Stored entries:
— begin —

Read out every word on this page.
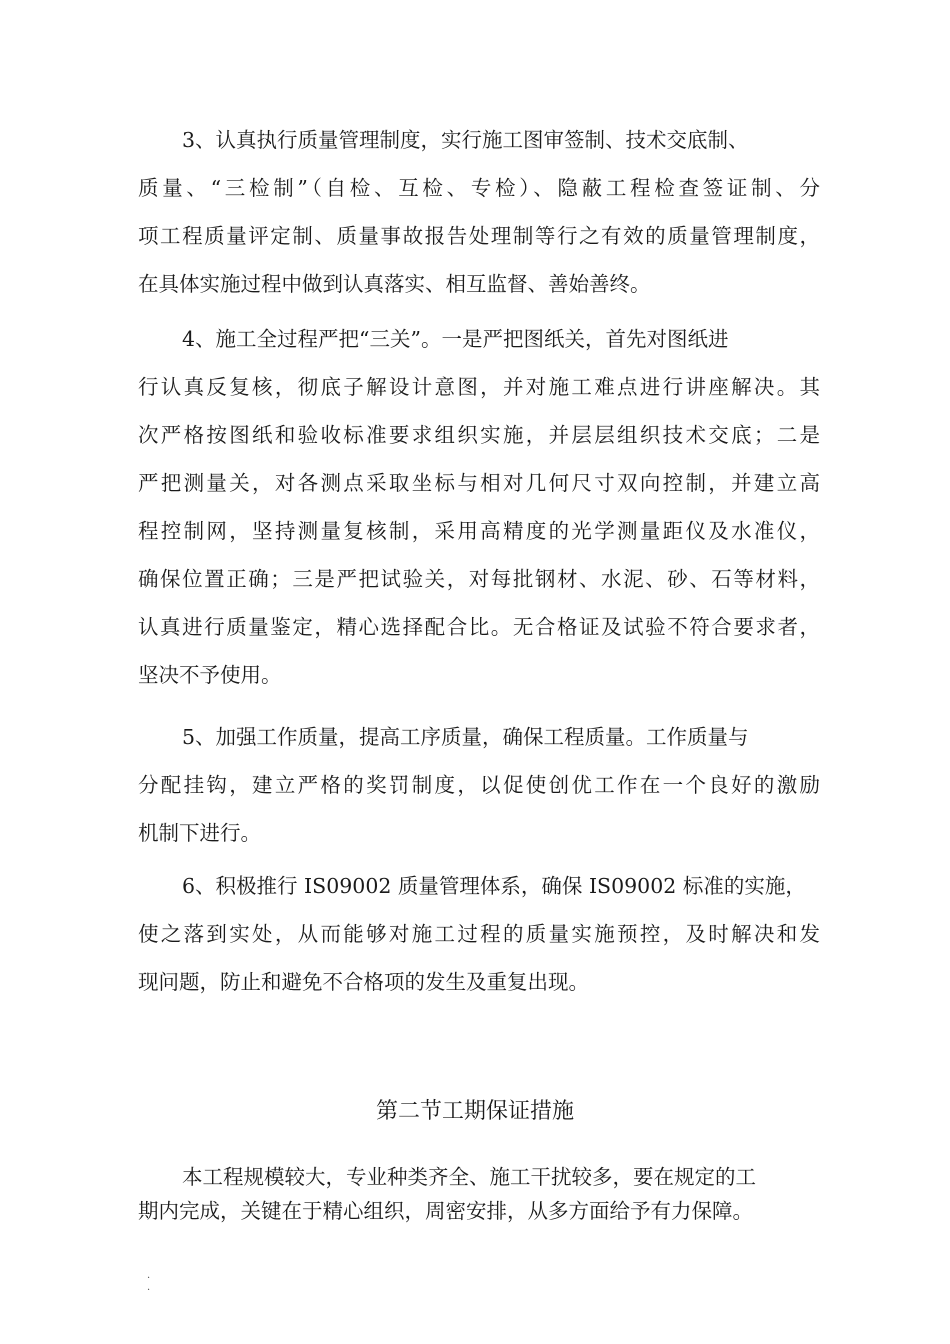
3、认真执行质量管理制度，实行施工图审签制、技术交底制、
质量、“三检制”（自检、互检、专检）、隐蔽工程检查签证制、分
项工程质量评定制、质量事故报告处理制等行之有效的质量管理制度，
在具体实施过程中做到认真落实、相互监督、善始善终。
4、施工全过程严把“三关”。一是严把图纸关，首先对图纸进
行认真反复核，彻底子解设计意图，并对施工难点进行讲座解决。其
次严格按图纸和验收标准要求组织实施，并层层组织技术交底；二是
严把测量关，对各测点采取坐标与相对几何尺寸双向控制，并建立高
程控制网，坚持测量复核制，采用高精度的光学测量距仪及水准仪，
确保位置正确；三是严把试验关，对每批钢材、水泥、砂、石等材料，
认真进行质量鉴定，精心选择配合比。无合格证及试验不符合要求者，
坚决不予使用。
5、加强工作质量，提高工序质量，确保工程质量。工作质量与
分配挂钩，建立严格的奖罚制度，以促使创优工作在一个良好的激励
机制下进行。
6、积极推行 IS09002 质量管理体系，确保 IS09002 标准的实施，
使之落到实处，从而能够对施工过程的质量实施预控，及时解决和发
现问题，防止和避免不合格项的发生及重复出现。
第二节工期保证措施
本工程规模较大，专业种类齐全、施工干扰较多，要在规定的工
期内完成，关键在于精心组织，周密安排，从多方面给予有力保障。
·
·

— end —

§ **The exercise**
Leave the pictures out and print the records above exactly as they stand.

§ **Completed exercise**
Read out every word on this page.
3、认真执行质量管理制度，实行施工图审签制、技术交底制、
质量、“三检制”（自检、互检、专检）、隐蔽工程检查签证制、分
项工程质量评定制、质量事故报告处理制等行之有效的质量管理制度，
在具体实施过程中做到认真落实、相互监督、善始善终。
4、施工全过程严把“三关”。一是严把图纸关，首先对图纸进
行认真反复核，彻底子解设计意图，并对施工难点进行讲座解决。其
次严格按图纸和验收标准要求组织实施，并层层组织技术交底；二是
严把测量关，对各测点采取坐标与相对几何尺寸双向控制，并建立高
程控制网，坚持测量复核制，采用高精度的光学测量距仪及水准仪，
确保位置正确；三是严把试验关，对每批钢材、水泥、砂、石等材料，
认真进行质量鉴定，精心选择配合比。无合格证及试验不符合要求者，
坚决不予使用。
5、加强工作质量，提高工序质量，确保工程质量。工作质量与
分配挂钩，建立严格的奖罚制度，以促使创优工作在一个良好的激励
机制下进行。
6、积极推行 IS09002 质量管理体系，确保 IS09002 标准的实施，
使之落到实处，从而能够对施工过程的质量实施预控，及时解决和发
现问题，防止和避免不合格项的发生及重复出现。
第二节工期保证措施
本工程规模较大，专业种类齐全、施工干扰较多，要在规定的工
期内完成，关键在于精心组织，周密安排，从多方面给予有力保障。
·
·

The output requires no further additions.